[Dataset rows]

------------------------------------------------------------------------

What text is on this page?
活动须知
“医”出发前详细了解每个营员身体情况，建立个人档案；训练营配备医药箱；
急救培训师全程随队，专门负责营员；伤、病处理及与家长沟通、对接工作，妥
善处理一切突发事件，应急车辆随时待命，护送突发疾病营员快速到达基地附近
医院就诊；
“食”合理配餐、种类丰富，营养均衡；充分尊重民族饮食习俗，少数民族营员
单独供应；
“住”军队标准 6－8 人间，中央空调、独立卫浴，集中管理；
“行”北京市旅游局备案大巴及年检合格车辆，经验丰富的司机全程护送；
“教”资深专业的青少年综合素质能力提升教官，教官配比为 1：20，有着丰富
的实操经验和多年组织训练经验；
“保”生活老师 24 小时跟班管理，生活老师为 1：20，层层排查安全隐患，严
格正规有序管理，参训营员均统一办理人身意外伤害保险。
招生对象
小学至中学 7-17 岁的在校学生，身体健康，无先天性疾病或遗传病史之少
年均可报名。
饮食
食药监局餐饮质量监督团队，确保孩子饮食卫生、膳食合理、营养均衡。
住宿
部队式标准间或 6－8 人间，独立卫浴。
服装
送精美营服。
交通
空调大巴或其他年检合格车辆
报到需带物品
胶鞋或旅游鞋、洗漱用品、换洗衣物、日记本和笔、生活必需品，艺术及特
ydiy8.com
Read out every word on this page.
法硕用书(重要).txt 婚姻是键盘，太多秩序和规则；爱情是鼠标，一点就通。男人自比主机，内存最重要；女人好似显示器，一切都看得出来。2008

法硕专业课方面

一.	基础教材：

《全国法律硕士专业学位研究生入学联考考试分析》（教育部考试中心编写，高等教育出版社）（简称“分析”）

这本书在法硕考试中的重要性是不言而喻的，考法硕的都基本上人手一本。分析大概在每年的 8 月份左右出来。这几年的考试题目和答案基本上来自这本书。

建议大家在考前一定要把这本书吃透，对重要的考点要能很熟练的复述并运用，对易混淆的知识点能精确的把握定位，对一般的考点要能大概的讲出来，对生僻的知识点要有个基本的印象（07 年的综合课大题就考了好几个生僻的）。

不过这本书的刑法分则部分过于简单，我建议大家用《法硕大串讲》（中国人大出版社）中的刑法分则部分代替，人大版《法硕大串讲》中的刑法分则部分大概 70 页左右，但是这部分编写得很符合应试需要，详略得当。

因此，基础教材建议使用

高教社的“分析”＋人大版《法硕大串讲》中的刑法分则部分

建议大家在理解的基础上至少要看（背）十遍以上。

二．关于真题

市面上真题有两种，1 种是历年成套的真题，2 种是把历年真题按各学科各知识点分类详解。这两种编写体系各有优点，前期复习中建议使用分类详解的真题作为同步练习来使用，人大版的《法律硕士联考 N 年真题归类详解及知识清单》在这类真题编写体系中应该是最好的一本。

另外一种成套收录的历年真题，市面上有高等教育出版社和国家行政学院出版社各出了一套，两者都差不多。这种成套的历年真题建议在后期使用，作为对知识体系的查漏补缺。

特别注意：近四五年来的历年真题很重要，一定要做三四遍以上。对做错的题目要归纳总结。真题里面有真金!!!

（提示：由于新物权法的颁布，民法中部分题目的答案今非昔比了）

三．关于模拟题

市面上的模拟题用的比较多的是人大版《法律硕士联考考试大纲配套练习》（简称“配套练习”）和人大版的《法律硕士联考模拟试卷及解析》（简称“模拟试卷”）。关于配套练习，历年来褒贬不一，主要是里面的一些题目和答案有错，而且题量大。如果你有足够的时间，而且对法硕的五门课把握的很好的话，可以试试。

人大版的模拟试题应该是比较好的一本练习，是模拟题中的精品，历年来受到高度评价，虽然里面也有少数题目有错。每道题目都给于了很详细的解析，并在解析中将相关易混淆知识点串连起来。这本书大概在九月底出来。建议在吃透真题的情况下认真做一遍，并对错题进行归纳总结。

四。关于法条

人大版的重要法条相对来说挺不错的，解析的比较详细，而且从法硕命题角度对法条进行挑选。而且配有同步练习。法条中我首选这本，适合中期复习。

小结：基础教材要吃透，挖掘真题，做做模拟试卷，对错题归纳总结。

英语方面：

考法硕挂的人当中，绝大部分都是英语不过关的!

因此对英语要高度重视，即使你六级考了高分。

------------------------------------------------------------------------

To do:
Read the data above and pull out each line that holds the string "this".

Solved problem:
What text is on this page?
Read out every word on this page.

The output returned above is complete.